*Passage*
════════════════════

Revis: Sparse Latent Steering to Mitigate Object Hallucination in Large Vision-Language Models
This addresses a critical reliability issue for users of vision-language AI systems, offering an incremental improvement over existing methods.
The paper tackles object hallucination in Large Vision-Language Models by proposing REVIS, a training-free framework that re-activates suppressed visual information through orthogonal projection and sparse intervention, reducing hallucination rates by about 19% compared to state-of-the-art baselines.

════════════════════

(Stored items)
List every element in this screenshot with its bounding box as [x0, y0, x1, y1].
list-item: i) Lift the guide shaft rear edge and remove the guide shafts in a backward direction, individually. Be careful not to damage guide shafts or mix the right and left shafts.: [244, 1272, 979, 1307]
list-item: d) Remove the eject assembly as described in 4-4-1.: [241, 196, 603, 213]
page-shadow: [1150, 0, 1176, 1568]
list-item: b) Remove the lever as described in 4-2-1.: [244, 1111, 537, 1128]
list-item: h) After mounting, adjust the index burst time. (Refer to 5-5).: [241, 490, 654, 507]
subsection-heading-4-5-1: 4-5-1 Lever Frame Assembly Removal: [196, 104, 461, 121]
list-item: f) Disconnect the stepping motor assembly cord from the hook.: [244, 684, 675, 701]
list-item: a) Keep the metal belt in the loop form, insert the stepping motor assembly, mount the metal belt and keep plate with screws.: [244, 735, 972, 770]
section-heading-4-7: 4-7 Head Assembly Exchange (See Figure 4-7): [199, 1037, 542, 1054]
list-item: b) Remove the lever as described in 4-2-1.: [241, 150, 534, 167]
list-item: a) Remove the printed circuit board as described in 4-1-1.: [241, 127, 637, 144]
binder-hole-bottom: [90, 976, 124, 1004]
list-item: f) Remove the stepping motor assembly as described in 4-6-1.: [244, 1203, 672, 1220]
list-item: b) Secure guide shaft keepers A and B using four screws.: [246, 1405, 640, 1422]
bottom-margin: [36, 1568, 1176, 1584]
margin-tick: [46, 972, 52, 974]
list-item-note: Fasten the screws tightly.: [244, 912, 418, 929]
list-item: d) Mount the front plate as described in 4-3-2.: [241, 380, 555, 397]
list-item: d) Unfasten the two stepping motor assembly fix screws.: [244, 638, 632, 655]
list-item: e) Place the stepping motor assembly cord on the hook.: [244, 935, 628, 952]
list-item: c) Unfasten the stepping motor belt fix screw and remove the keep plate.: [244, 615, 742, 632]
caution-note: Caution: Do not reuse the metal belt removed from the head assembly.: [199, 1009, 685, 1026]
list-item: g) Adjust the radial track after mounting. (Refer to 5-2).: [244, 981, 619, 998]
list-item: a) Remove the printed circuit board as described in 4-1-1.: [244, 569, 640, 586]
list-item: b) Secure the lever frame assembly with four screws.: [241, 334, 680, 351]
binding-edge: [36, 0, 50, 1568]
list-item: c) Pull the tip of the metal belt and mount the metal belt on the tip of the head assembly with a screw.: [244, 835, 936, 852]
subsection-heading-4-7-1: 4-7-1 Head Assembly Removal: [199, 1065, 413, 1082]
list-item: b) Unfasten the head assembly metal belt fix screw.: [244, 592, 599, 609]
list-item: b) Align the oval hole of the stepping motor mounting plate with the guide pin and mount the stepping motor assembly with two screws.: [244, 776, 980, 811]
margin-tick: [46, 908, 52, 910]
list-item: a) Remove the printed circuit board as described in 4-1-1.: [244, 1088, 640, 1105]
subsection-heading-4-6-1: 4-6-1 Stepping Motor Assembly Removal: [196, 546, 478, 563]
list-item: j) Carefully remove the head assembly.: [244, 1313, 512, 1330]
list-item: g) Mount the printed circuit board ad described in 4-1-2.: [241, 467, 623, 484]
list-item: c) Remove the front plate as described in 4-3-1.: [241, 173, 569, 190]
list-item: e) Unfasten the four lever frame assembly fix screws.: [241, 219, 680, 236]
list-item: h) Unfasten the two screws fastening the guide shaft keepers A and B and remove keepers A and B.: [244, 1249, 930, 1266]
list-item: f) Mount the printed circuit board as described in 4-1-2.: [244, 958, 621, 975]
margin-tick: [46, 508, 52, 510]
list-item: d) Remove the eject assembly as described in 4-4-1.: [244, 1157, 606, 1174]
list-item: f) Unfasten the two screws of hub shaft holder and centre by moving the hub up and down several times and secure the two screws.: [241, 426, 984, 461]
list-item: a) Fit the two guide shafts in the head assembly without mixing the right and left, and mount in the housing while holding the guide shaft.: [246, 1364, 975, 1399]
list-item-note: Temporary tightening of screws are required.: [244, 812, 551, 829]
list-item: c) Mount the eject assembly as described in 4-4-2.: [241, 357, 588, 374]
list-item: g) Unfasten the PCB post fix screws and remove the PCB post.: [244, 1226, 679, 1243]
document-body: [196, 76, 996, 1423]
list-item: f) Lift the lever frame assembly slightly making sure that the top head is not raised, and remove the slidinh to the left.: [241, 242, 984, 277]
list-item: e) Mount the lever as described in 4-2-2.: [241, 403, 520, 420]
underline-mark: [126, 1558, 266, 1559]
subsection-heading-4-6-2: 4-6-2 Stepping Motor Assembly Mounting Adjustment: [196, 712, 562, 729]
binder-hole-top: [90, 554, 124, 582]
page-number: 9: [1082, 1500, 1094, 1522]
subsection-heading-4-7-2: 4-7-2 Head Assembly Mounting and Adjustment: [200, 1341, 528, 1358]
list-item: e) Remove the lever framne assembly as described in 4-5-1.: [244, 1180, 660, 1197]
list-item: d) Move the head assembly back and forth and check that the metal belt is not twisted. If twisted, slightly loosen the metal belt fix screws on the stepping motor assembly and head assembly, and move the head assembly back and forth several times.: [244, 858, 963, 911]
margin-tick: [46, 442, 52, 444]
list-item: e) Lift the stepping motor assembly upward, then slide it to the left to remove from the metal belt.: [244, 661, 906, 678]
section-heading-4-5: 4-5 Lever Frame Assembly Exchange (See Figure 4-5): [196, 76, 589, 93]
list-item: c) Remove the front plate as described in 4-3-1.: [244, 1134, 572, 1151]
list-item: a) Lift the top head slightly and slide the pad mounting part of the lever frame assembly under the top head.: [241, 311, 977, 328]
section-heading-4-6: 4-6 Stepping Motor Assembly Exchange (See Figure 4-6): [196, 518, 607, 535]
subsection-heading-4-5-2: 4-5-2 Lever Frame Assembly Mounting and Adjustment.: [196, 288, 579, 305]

════════════════════

*Using the information*
• 1. According to the REVIS passage, how does the framework reduce object hallucination in Large Vision-Language Models?
• 2. Carry the REVIS passage forward from its final sentence.

*Answers by item*
• 1. REVIS re-activates visual information that has been suppressed, using orthogonal projection and sparse intervention, without any training. This reduces hallucination rates by about 19% compared to state-of-the-art baselines.

• 2.
Despite the advanced capabilities of Large Vision-Language Models (LVLMs), they frequently suffer from object hallucination. One reason is that visual features and pretrained textual representations often become intertwined in the deeper network layers. To address this, we propose REVIS, a training-free framework designed to explicitly re-activate this suppressed visual information. Rooted in latent space geometry, REVIS extracts the pure visual information vector via orthogonal projection and employs a calibrated strategy to perform sparse intervention only at the precise depth where suppression occurs. This surgical approach effectively restores visual information with minimal computational cost. Empirical evaluations on standard benchmarks demonstrate that REVIS reduces object hallucination rates by approximately 19% compared to state-of-the-art baselines, while preserving general reasoning capabilities.